▸ **Instructions for the task**: Scan the records below for lines with the word "účet", then state how many you find and nothing else.

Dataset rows
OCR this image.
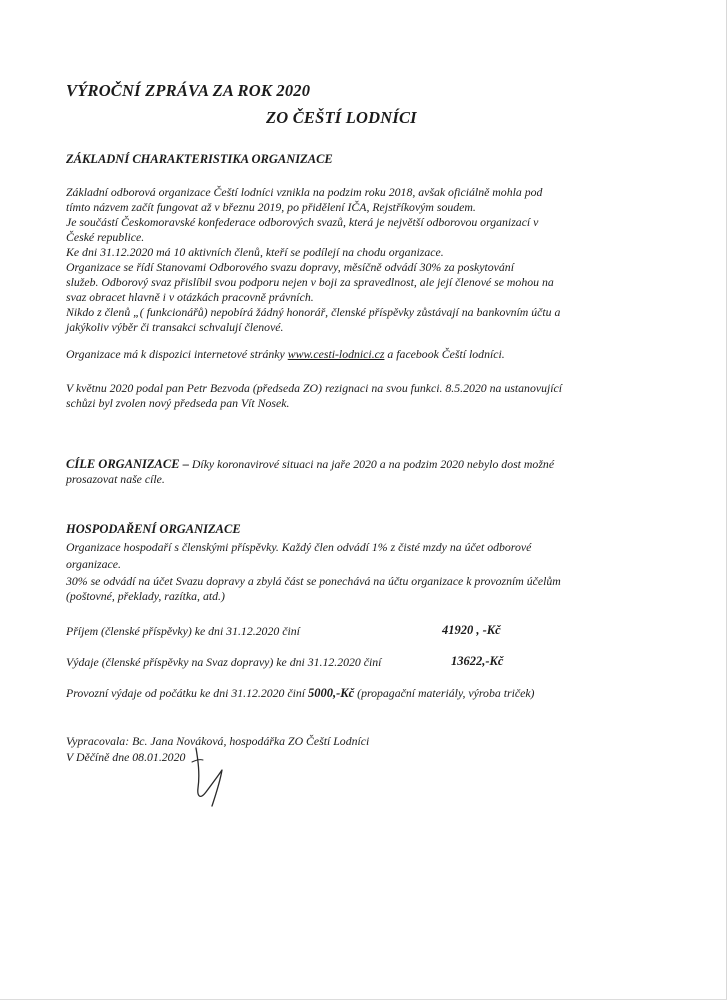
VÝROČNÍ ZPRÁVA ZA ROK 2020
ZO ČEŠTÍ LODNÍCI
ZÁKLADNÍ CHARAKTERISTIKA ORGANIZACE
Základní odborová organizace Čeští lodníci vznikla na podzim roku 2018, avšak oficiálně mohla pod
tímto názvem začít fungovat až v březnu 2019, po přidělení IČA, Rejstříkovým soudem.
Je součástí Českomoravské konfederace odborových svazů, která je největší odborovou organizací v
České republice.
Ke dni 31.12.2020 má 10 aktivních členů, kteří se podílejí na chodu organizace.
Organizace se řídí Stanovami Odborového svazu dopravy, měsíčně odvádí 30% za poskytování
služeb. Odborový svaz přislíbil svou podporu nejen v boji za spravedlnost, ale její členové se mohou na
svaz obracet hlavně i v otázkách pracovně právních.
Nikdo z členů „( funkcionářů) nepobírá žádný honorář, členské příspěvky zůstávají na bankovním účtu a
jakýkoliv výběr či transakci schvalují členové.
Organizace má k dispozici internetové stránky www.cesti-lodnici.cz a facebook Čeští lodníci.
V květnu 2020 podal pan Petr Bezvoda (předseda ZO) rezignaci na svou funkci. 8.5.2020 na ustanovující
schůzi byl zvolen nový předseda pan Vít Nosek.
CÍLE ORGANIZACE – Díky koronavirové situaci na jaře 2020 a na podzim 2020 nebylo dost možné
prosazovat naše cíle.
HOSPODAŘENÍ ORGANIZACE
Organizace hospodaří s členskými příspěvky. Každý člen odvádí 1% z čisté mzdy na účet odborové
organizace.
30% se odvádí na účet Svazu dopravy a zbylá část se ponechává na účtu organizace k provozním účelům
(poštovné, překlady, razítka, atd.)
Příjem (členské příspěvky) ke dni 31.12.2020 činí	41920 , -Kč
Výdaje (členské příspěvky na Svaz dopravy) ke dni 31.12.2020 činí	13622,-Kč
Provozní výdaje od počátku ke dni 31.12.2020 činí 5000,-Kč (propagační materiály, výroba triček)
Vypracovala: Bc. Jana Nováková, hospodářka ZO Čeští Lodníci
V Děčíně dne 08.01.2020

▸ **Written response**: 2